Aufgabendetails -
Schreibe das Quelldokument über Musik und eurozentrische Sichtweisen vollständig und zeichengetreu ab.

Quelldokument -
__________________________________________________
Ich bin vor allem daran interessiert, wie wir uns von bestimmten Wissensständen zu verschiedenen Formen von Musik lösen können. Für mich fühlt sich Musik so an, als hätte sie schon immer bestimmtes Wissen, Abstammungslinien, Erinnerungen, Emotionen und Gedanken in sich getragen. Aber trotz der Globalisierung wird nicht-westliche Musik, wenn wir sie überhaupt so nennen können, vor allem mit ihren angeblichen geographisch-ethnischen Ursprüngen assoziiert. Ich glaube, Musik in dieser essentialistischen Weise zu verstehen hat mit einer herrschenden eurozentrischen, patriarchalen Perspektive zu tun. In meiner Arbeit versuche ich die Beziehungen zwischen diesen Vorgängen und meiner Musik/Sound/Kunst aus einem etwas postkolonialeren Standpunkt zu untersuchen. Ich versuche im Kleinen andere Methoden zu erarbeiten, die weniger von diesem dominanten Ansatz geprägt sind. Normalerweise sind diese Methoden ziemlich subtil und nicht sehr definiert, weil ich mich oft frage ob aktives Dekolonisieren dieser Prozesse immer so intellektuell sein muss.
KM: Tara, in früheren Arbeiten warst du sehr feinfühlig wenn es darum ging, mit Samples zu arbeiten. Woher kam das und wie hat sich das entwickelt?
__________________________________________________
Liste der Datensätze -

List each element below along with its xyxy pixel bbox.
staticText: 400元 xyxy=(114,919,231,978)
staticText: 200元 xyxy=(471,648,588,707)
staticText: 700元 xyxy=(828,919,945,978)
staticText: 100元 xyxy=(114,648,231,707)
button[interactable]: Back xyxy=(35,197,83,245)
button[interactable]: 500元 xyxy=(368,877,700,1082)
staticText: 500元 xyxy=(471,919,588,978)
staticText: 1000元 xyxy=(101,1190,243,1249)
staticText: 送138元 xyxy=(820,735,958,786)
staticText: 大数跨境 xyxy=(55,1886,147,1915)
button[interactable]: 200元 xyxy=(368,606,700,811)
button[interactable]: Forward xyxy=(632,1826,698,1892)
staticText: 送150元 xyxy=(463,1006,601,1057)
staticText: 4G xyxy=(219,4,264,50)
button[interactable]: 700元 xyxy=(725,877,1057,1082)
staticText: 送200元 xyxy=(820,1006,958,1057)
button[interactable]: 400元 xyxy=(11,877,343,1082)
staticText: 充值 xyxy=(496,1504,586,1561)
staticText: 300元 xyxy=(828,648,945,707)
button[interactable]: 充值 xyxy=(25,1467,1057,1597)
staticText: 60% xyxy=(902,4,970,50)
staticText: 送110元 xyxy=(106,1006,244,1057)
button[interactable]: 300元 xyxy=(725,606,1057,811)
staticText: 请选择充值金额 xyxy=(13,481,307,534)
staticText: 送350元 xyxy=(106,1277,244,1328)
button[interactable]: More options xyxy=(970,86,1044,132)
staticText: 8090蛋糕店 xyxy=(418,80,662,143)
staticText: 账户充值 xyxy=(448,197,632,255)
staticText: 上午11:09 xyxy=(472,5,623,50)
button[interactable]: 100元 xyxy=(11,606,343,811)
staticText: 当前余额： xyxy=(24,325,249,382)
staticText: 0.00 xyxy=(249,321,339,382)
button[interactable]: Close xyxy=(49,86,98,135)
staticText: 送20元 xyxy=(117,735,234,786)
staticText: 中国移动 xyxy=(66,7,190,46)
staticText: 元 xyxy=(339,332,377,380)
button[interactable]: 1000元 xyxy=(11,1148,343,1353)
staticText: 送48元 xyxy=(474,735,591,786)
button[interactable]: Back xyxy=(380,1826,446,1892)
__________________________________________________
Ergebnis der Aufgabe -
Ich bin vor allem daran interessiert, wie wir uns von bestimmten Wissensständen zu verschiedenen Formen von Musik lösen können. Für mich fühlt sich Musik so an, als hätte sie schon immer bestimmtes Wissen, Abstammungslinien, Erinnerungen, Emotionen und Gedanken in sich getragen. Aber trotz der Globalisierung wird nicht-westliche Musik, wenn wir sie überhaupt so nennen können, vor allem mit ihren angeblichen geographisch-ethnischen Ursprüngen assoziiert. Ich glaube, Musik in dieser essentialistischen Weise zu verstehen hat mit einer herrschenden eurozentrischen, patriarchalen Perspektive zu tun. In meiner Arbeit versuche ich die Beziehungen zwischen diesen Vorgängen und meiner Musik/Sound/Kunst aus einem etwas postkolonialeren Standpunkt zu untersuchen. Ich versuche im Kleinen andere Methoden zu erarbeiten, die weniger von diesem dominanten Ansatz geprägt sind. Normalerweise sind diese Methoden ziemlich subtil und nicht sehr definiert, weil ich mich oft frage ob aktives Dekolonisieren dieser Prozesse immer so intellektuell sein muss.
KM: Tara, in früheren Arbeiten warst du sehr feinfühlig wenn es darum ging, mit Samples zu arbeiten. Woher kam das und wie hat sich das entwickelt?